Can you print every record below exactly as written?
==================================================
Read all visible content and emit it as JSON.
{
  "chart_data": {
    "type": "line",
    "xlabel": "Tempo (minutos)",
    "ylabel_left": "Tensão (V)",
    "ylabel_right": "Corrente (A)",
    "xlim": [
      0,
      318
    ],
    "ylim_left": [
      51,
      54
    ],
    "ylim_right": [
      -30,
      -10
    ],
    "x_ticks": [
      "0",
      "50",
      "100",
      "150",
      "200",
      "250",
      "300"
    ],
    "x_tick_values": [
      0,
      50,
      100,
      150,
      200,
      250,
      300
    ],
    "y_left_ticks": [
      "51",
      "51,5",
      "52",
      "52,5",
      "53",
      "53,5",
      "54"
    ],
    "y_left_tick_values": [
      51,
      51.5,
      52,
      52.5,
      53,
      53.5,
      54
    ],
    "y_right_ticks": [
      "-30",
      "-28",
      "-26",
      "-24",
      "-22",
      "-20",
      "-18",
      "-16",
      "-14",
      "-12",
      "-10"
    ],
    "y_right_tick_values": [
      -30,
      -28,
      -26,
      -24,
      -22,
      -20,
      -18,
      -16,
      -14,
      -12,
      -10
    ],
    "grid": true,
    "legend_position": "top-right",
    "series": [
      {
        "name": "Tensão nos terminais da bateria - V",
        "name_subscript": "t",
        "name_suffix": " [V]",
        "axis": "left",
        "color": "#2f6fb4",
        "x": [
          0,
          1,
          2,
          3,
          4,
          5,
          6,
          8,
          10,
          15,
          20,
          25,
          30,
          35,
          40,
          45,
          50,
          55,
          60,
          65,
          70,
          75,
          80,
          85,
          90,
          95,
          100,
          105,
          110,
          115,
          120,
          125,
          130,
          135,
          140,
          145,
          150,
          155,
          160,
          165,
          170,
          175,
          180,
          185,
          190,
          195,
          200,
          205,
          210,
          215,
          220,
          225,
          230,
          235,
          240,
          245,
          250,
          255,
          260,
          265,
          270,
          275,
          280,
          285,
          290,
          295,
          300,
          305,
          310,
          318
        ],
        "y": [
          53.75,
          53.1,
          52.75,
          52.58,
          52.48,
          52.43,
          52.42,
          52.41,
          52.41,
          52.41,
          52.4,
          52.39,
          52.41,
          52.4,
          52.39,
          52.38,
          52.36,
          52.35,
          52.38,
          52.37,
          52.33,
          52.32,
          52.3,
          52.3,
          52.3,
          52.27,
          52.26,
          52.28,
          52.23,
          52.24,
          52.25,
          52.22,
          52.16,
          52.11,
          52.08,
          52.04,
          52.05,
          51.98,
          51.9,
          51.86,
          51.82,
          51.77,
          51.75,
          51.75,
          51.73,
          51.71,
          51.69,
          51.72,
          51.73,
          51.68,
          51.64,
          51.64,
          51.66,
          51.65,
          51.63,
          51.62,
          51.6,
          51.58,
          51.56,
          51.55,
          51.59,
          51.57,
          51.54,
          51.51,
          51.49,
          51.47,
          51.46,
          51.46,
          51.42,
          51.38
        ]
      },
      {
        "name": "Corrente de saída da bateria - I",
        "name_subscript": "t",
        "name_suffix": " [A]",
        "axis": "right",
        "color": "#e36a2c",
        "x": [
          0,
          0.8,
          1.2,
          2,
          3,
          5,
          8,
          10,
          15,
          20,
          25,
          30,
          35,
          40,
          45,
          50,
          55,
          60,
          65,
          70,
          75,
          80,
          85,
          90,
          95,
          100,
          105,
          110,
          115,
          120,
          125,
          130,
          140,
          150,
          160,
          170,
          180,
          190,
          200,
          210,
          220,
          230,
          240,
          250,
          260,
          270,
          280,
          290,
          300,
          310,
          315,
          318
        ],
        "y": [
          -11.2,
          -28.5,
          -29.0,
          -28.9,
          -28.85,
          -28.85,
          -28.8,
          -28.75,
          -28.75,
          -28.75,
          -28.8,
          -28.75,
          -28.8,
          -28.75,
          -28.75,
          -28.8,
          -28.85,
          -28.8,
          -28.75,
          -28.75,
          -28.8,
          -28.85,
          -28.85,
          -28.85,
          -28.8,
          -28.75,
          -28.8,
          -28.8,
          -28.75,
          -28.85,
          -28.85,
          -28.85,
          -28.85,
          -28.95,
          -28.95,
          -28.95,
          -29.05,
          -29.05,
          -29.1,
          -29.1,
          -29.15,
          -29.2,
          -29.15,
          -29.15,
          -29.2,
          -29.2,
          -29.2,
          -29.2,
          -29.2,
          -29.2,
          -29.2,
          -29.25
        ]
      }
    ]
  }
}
==================================================
### Reply:
Read all visible content and emit it as JSON.
{
  "chart_data": {
    "type": "line",
    "xlabel": "Tempo (minutos)",
    "ylabel_left": "Tensão (V)",
    "ylabel_right": "Corrente (A)",
    "xlim": [
      0,
      318
    ],
    "ylim_left": [
      51,
      54
    ],
    "ylim_right": [
      -30,
      -10
    ],
    "x_ticks": [
      "0",
      "50",
      "100",
      "150",
      "200",
      "250",
      "300"
    ],
    "x_tick_values": [
      0,
      50,
      100,
      150,
      200,
      250,
      300
    ],
    "y_left_ticks": [
      "51",
      "51,5",
      "52",
      "52,5",
      "53",
      "53,5",
      "54"
    ],
    "y_left_tick_values": [
      51,
      51.5,
      52,
      52.5,
      53,
      53.5,
      54
    ],
    "y_right_ticks": [
      "-30",
      "-28",
      "-26",
      "-24",
      "-22",
      "-20",
      "-18",
      "-16",
      "-14",
      "-12",
      "-10"
    ],
    "y_right_tick_values": [
      -30,
      -28,
      -26,
      -24,
      -22,
      -20,
      -18,
      -16,
      -14,
      -12,
      -10
    ],
    "grid": true,
    "legend_position": "top-right",
    "series": [
      {
        "name": "Tensão nos terminais da bateria - V",
        "name_subscript": "t",
        "name_suffix": " [V]",
        "axis": "left",
        "color": "#2f6fb4",
        "x": [
          0,
          1,
          2,
          3,
          4,
          5,
          6,
          8,
          10,
          15,
          20,
          25,
          30,
          35,
          40,
          45,
          50,
          55,
          60,
          65,
          70,
          75,
          80,
          85,
          90,
          95,
          100,
          105,
          110,
          115,
          120,
          125,
          130,
          135,
          140,
          145,
          150,
          155,
          160,
          165,
          170,
          175,
          180,
          185,
          190,
          195,
          200,
          205,
          210,
          215,
          220,
          225,
          230,
          235,
          240,
          245,
          250,
          255,
          260,
          265,
          270,
          275,
          280,
          285,
          290,
          295,
          300,
          305,
          310,
          318
        ],
        "y": [
          53.75,
          53.1,
          52.75,
          52.58,
          52.48,
          52.43,
          52.42,
          52.41,
          52.41,
          52.41,
          52.4,
          52.39,
          52.41,
          52.4,
          52.39,
          52.38,
          52.36,
          52.35,
          52.38,
          52.37,
          52.33,
          52.32,
          52.3,
          52.3,
          52.3,
          52.27,
          52.26,
          52.28,
          52.23,
          52.24,
          52.25,
          52.22,
          52.16,
          52.11,
          52.08,
          52.04,
          52.05,
          51.98,
          51.9,
          51.86,
          51.82,
          51.77,
          51.75,
          51.75,
          51.73,
          51.71,
          51.69,
          51.72,
          51.73,
          51.68,
          51.64,
          51.64,
          51.66,
          51.65,
          51.63,
          51.62,
          51.6,
          51.58,
          51.56,
          51.55,
          51.59,
          51.57,
          51.54,
          51.51,
          51.49,
          51.47,
          51.46,
          51.46,
          51.42,
          51.38
        ]
      },
      {
        "name": "Corrente de saída da bateria - I",
        "name_subscript": "t",
        "name_suffix": " [A]",
        "axis": "right",
        "color": "#e36a2c",
        "x": [
          0,
          0.8,
          1.2,
          2,
          3,
          5,
          8,
          10,
          15,
          20,
          25,
          30,
          35,
          40,
          45,
          50,
          55,
          60,
          65,
          70,
          75,
          80,
          85,
          90,
          95,
          100,
          105,
          110,
          115,
          120,
          125,
          130,
          140,
          150,
          160,
          170,
          180,
          190,
          200,
          210,
          220,
          230,
          240,
          250,
          260,
          270,
          280,
          290,
          300,
          310,
          315,
          318
        ],
        "y": [
          -11.2,
          -28.5,
          -29.0,
          -28.9,
          -28.85,
          -28.85,
          -28.8,
          -28.75,
          -28.75,
          -28.75,
          -28.8,
          -28.75,
          -28.8,
          -28.75,
          -28.75,
          -28.8,
          -28.85,
          -28.8,
          -28.75,
          -28.75,
          -28.8,
          -28.85,
          -28.85,
          -28.85,
          -28.8,
          -28.75,
          -28.8,
          -28.8,
          -28.75,
          -28.85,
          -28.85,
          -28.85,
          -28.85,
          -28.95,
          -28.95,
          -28.95,
          -29.05,
          -29.05,
          -29.1,
          -29.1,
          -29.15,
          -29.2,
          -29.15,
          -29.15,
          -29.2,
          -29.2,
          -29.2,
          -29.2,
          -29.2,
          -29.2,
          -29.2,
          -29.25
        ]
      }
    ]
  }
}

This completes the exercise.